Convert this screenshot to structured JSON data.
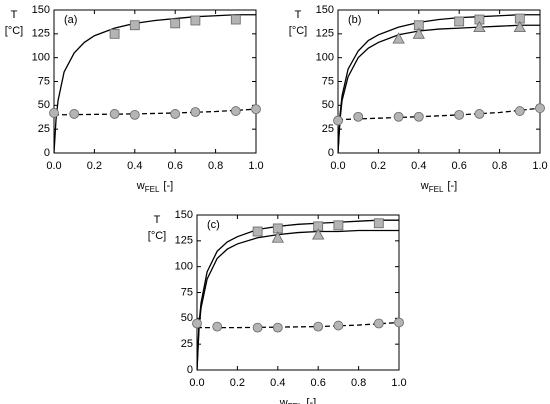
{
  "chart_data": [
    {
      "type": "line",
      "label": "(a)",
      "ylabel": "T",
      "yunit": "[°C]",
      "xlabel": "w",
      "xlabel_sub": "FEL",
      "xunit": "[-]",
      "xlim": [
        0,
        1
      ],
      "ylim": [
        0,
        150
      ],
      "xticks": [
        {
          "value": 0,
          "label": "0.0"
        },
        0.2,
        0.4,
        0.6,
        0.8,
        {
          "value": 1,
          "label": "1.0"
        }
      ],
      "yticks": [
        0,
        25,
        50,
        75,
        100,
        125,
        150
      ],
      "series": [
        {
          "marker": "none",
          "line": "solid",
          "color": "#000000",
          "x": [
            0,
            0.01,
            0.02,
            0.05,
            0.1,
            0.15,
            0.2,
            0.3,
            0.4,
            0.5,
            0.6,
            0.7,
            0.8,
            0.9,
            1.0
          ],
          "values": [
            0,
            35,
            55,
            85,
            105,
            116,
            123,
            131,
            136,
            139,
            141,
            143,
            144,
            145,
            145
          ]
        },
        {
          "marker": "none",
          "line": "dashed",
          "color": "#000000",
          "x": [
            0,
            0.2,
            0.4,
            0.6,
            0.8,
            1.0
          ],
          "values": [
            40,
            40.5,
            41,
            42,
            43.5,
            46
          ]
        },
        {
          "marker": "square",
          "line": "none",
          "color": "#b4b4b4",
          "x": [
            0.3,
            0.4,
            0.6,
            0.7,
            0.9
          ],
          "values": [
            125,
            134,
            136,
            139,
            140
          ]
        },
        {
          "marker": "circle",
          "line": "none",
          "color": "#b4b4b4",
          "x": [
            0,
            0.1,
            0.3,
            0.4,
            0.6,
            0.7,
            0.9,
            1.0
          ],
          "values": [
            42,
            41,
            41,
            40,
            41,
            43,
            44,
            46
          ]
        }
      ]
    },
    {
      "type": "line",
      "label": "(b)",
      "ylabel": "T",
      "yunit": "[°C]",
      "xlabel": "w",
      "xlabel_sub": "FEL",
      "xunit": "[-]",
      "xlim": [
        0,
        1
      ],
      "ylim": [
        0,
        150
      ],
      "xticks": [
        {
          "value": 0,
          "label": "0.0"
        },
        0.2,
        0.4,
        0.6,
        0.8,
        {
          "value": 1,
          "label": "1.0"
        }
      ],
      "yticks": [
        0,
        25,
        50,
        75,
        100,
        125,
        150
      ],
      "series": [
        {
          "marker": "none",
          "line": "solid",
          "color": "#000000",
          "x": [
            0,
            0.01,
            0.02,
            0.05,
            0.1,
            0.15,
            0.2,
            0.3,
            0.4,
            0.5,
            0.6,
            0.7,
            0.8,
            0.9,
            1.0
          ],
          "values": [
            0,
            40,
            60,
            88,
            107,
            118,
            124,
            132,
            137,
            140,
            142,
            143,
            144,
            145,
            145
          ]
        },
        {
          "marker": "none",
          "line": "solid",
          "color": "#000000",
          "x": [
            0,
            0.01,
            0.02,
            0.05,
            0.1,
            0.15,
            0.2,
            0.3,
            0.4,
            0.5,
            0.6,
            0.7,
            0.8,
            0.9,
            1.0
          ],
          "values": [
            0,
            35,
            55,
            80,
            100,
            110,
            116,
            124,
            128,
            130,
            131,
            132,
            133,
            134,
            134
          ]
        },
        {
          "marker": "none",
          "line": "dashed",
          "color": "#000000",
          "x": [
            0,
            0.2,
            0.4,
            0.6,
            0.8,
            1.0
          ],
          "values": [
            35,
            36.5,
            38,
            40,
            42.5,
            47
          ]
        },
        {
          "marker": "square",
          "line": "none",
          "color": "#b4b4b4",
          "x": [
            0.4,
            0.6,
            0.7,
            0.9
          ],
          "values": [
            134,
            138,
            140,
            141
          ]
        },
        {
          "marker": "triangle",
          "line": "none",
          "color": "#b4b4b4",
          "x": [
            0.3,
            0.4,
            0.7,
            0.9
          ],
          "values": [
            120,
            125,
            132,
            132
          ]
        },
        {
          "marker": "circle",
          "line": "none",
          "color": "#b4b4b4",
          "x": [
            0,
            0.1,
            0.3,
            0.4,
            0.6,
            0.7,
            0.9,
            1.0
          ],
          "values": [
            34,
            38,
            38,
            38,
            40,
            41,
            44,
            47
          ]
        }
      ]
    },
    {
      "type": "line",
      "label": "(c)",
      "ylabel": "T",
      "yunit": "[°C]",
      "xlabel": "w",
      "xlabel_sub": "FEL",
      "xunit": "[-]",
      "xlim": [
        0,
        1
      ],
      "ylim": [
        0,
        150
      ],
      "xticks": [
        {
          "value": 0,
          "label": "0.0"
        },
        0.2,
        0.4,
        0.6,
        0.8,
        {
          "value": 1,
          "label": "1.0"
        }
      ],
      "yticks": [
        0,
        25,
        50,
        75,
        100,
        125,
        150
      ],
      "series": [
        {
          "marker": "none",
          "line": "solid",
          "color": "#000000",
          "x": [
            0,
            0.01,
            0.02,
            0.05,
            0.1,
            0.15,
            0.2,
            0.3,
            0.4,
            0.5,
            0.6,
            0.7,
            0.8,
            0.9,
            1.0
          ],
          "values": [
            0,
            45,
            65,
            95,
            115,
            124,
            129,
            136,
            139,
            141,
            142,
            143,
            144,
            145,
            145
          ]
        },
        {
          "marker": "none",
          "line": "solid",
          "color": "#000000",
          "x": [
            0,
            0.01,
            0.02,
            0.05,
            0.1,
            0.15,
            0.2,
            0.3,
            0.4,
            0.5,
            0.6,
            0.7,
            0.8,
            0.9,
            1.0
          ],
          "values": [
            0,
            40,
            60,
            88,
            108,
            117,
            122,
            128,
            131,
            133,
            134,
            134,
            135,
            135,
            135
          ]
        },
        {
          "marker": "none",
          "line": "dashed",
          "color": "#000000",
          "x": [
            0,
            0.2,
            0.4,
            0.6,
            0.8,
            1.0
          ],
          "values": [
            41,
            41,
            41.5,
            42,
            43.5,
            46
          ]
        },
        {
          "marker": "square",
          "line": "none",
          "color": "#b4b4b4",
          "x": [
            0.3,
            0.4,
            0.6,
            0.7,
            0.9
          ],
          "values": [
            134,
            137,
            139,
            140,
            142
          ]
        },
        {
          "marker": "triangle",
          "line": "none",
          "color": "#b4b4b4",
          "x": [
            0.4,
            0.6
          ],
          "values": [
            128,
            131
          ]
        },
        {
          "marker": "circle",
          "line": "none",
          "color": "#b4b4b4",
          "x": [
            0,
            0.1,
            0.3,
            0.4,
            0.6,
            0.7,
            0.9,
            1.0
          ],
          "values": [
            45,
            42,
            41,
            41,
            42,
            43,
            45,
            46
          ]
        }
      ]
    }
  ]
}
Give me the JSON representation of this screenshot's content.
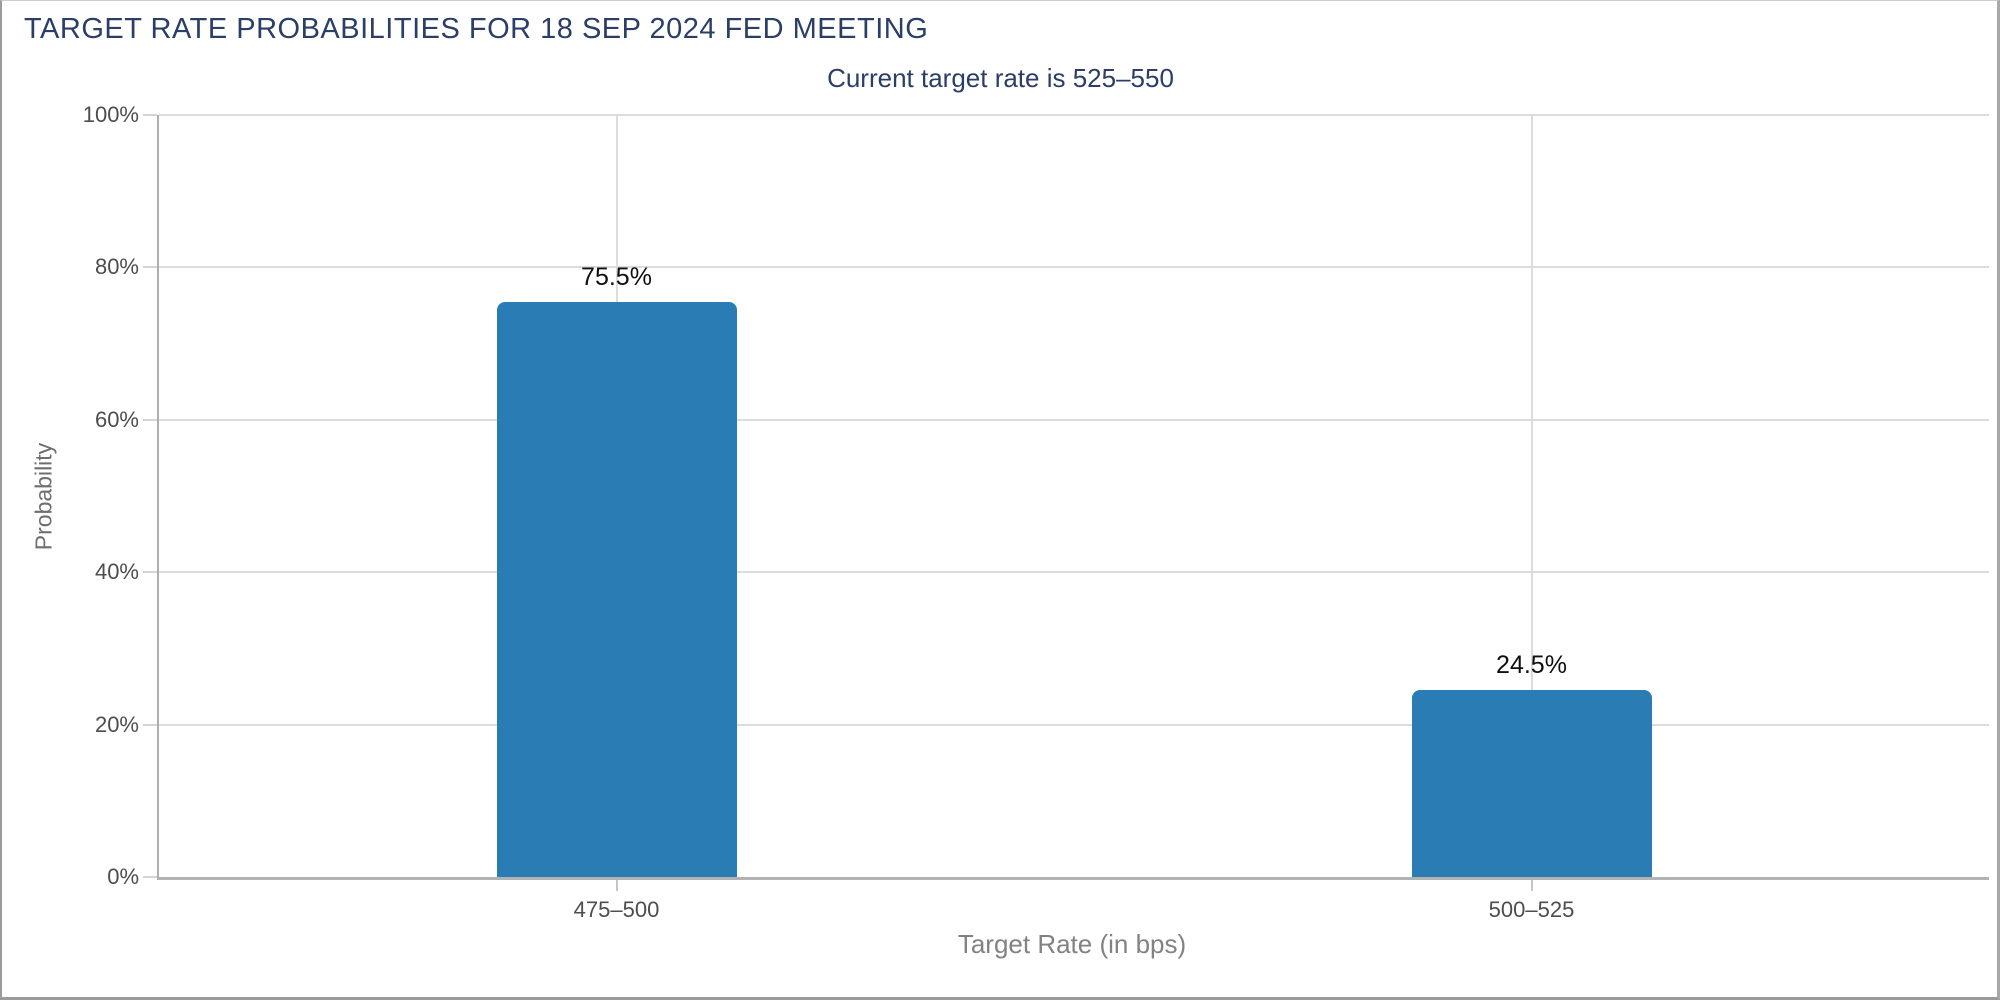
{
  "header": {
    "title": "TARGET RATE PROBABILITIES FOR 18 SEP 2024 FED MEETING",
    "subtitle": "Current target rate is 525–550"
  },
  "chart_data": {
    "type": "bar",
    "title": "TARGET RATE PROBABILITIES FOR 18 SEP 2024 FED MEETING",
    "subtitle": "Current target rate is 525–550",
    "categories": [
      "475–500",
      "500–525"
    ],
    "values": [
      75.5,
      24.5
    ],
    "value_labels": [
      "75.5%",
      "24.5%"
    ],
    "xlabel": "Target Rate (in bps)",
    "ylabel": "Probability",
    "ylim": [
      0,
      100
    ],
    "yticks": [
      0,
      20,
      40,
      60,
      80,
      100
    ],
    "ytick_labels": [
      "0%",
      "20%",
      "40%",
      "60%",
      "80%",
      "100%"
    ],
    "grid": true,
    "legend": "none",
    "colors": {
      "bar": "#2a7cb4",
      "title_text": "#2a3e68",
      "axis_text": "#4d4d4d",
      "gridline": "#dcdcdc",
      "value_label_text": "#0f0f0f"
    }
  }
}
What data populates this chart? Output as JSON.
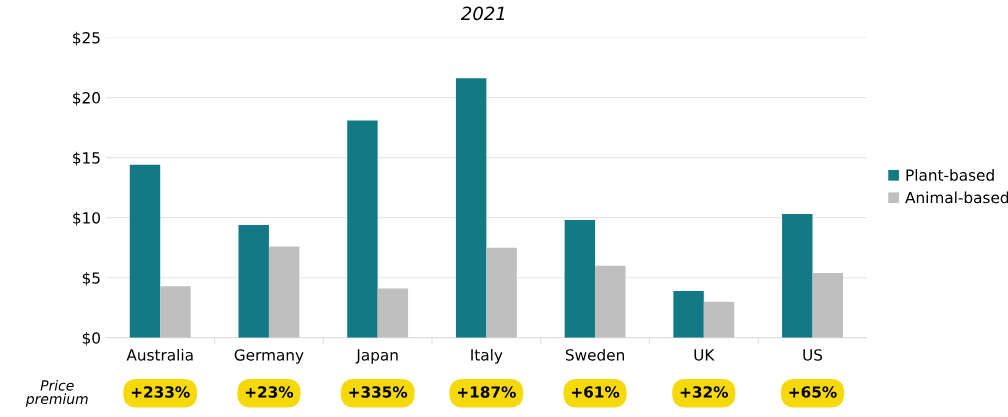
{
  "chart_data": {
    "type": "bar",
    "subtitle": "2021",
    "categories": [
      "Australia",
      "Germany",
      "Japan",
      "Italy",
      "Sweden",
      "UK",
      "US"
    ],
    "series": [
      {
        "name": "Plant-based",
        "color": "#137a85",
        "values": [
          14.4,
          9.4,
          18.1,
          21.6,
          9.8,
          3.9,
          10.3
        ]
      },
      {
        "name": "Animal-based",
        "color": "#bfbfbf",
        "values": [
          4.3,
          7.6,
          4.1,
          7.5,
          6.0,
          3.0,
          5.4
        ]
      }
    ],
    "ylim": [
      0,
      25
    ],
    "yticks": [
      {
        "value": 0,
        "label": "$0"
      },
      {
        "value": 5,
        "label": "$5"
      },
      {
        "value": 10,
        "label": "$10"
      },
      {
        "value": 15,
        "label": "$15"
      },
      {
        "value": 20,
        "label": "$20"
      },
      {
        "value": 25,
        "label": "$25"
      }
    ],
    "grid": "y",
    "legend": "right",
    "annotations": [
      "Price premium",
      "+233%",
      "+23%",
      "+335%",
      "+187%",
      "+61%",
      "+32%",
      "+65%"
    ]
  }
}
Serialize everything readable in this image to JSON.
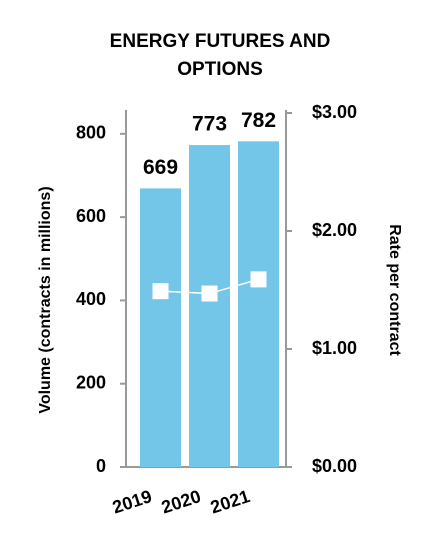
{
  "chart_data": {
    "type": "bar",
    "title": "ENERGY FUTURES AND OPTIONS",
    "ylabel": "Volume (contracts in millions)",
    "y2label": "Rate per contract",
    "categories": [
      "2019",
      "2020",
      "2021"
    ],
    "series": [
      {
        "type": "bar",
        "color": "#74c6e8",
        "values": [
          669,
          773,
          782
        ]
      },
      {
        "type": "line",
        "axis": "y2",
        "color": "#ffffff",
        "values": [
          1.49,
          1.47,
          1.59
        ]
      }
    ],
    "ylim": [
      0,
      850
    ],
    "yticks": [
      0,
      200,
      400,
      600,
      800
    ],
    "y2lim": [
      0,
      3
    ],
    "y2ticks": [
      {
        "value": 0,
        "label": "$0.00"
      },
      {
        "value": 1,
        "label": "$1.00"
      },
      {
        "value": 2,
        "label": "$2.00"
      },
      {
        "value": 3,
        "label": "$3.00"
      }
    ]
  }
}
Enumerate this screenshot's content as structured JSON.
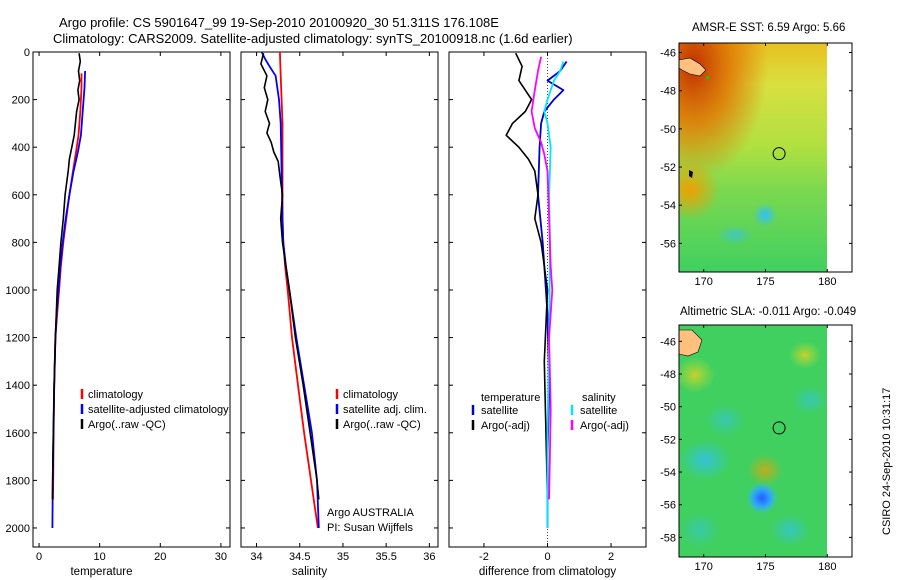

===============

• **Work to do**
Which lines of the material contain the string "this"? List each of them.

• **Problem solution**
Convert this screenshot to structured JSON data.
Give me the JSON representation of this screenshot's content.
What data populates this chart? Output as JSON.
Serialize everything readable in this image to JSON.
Enumerate this screenshot's content as structured JSON.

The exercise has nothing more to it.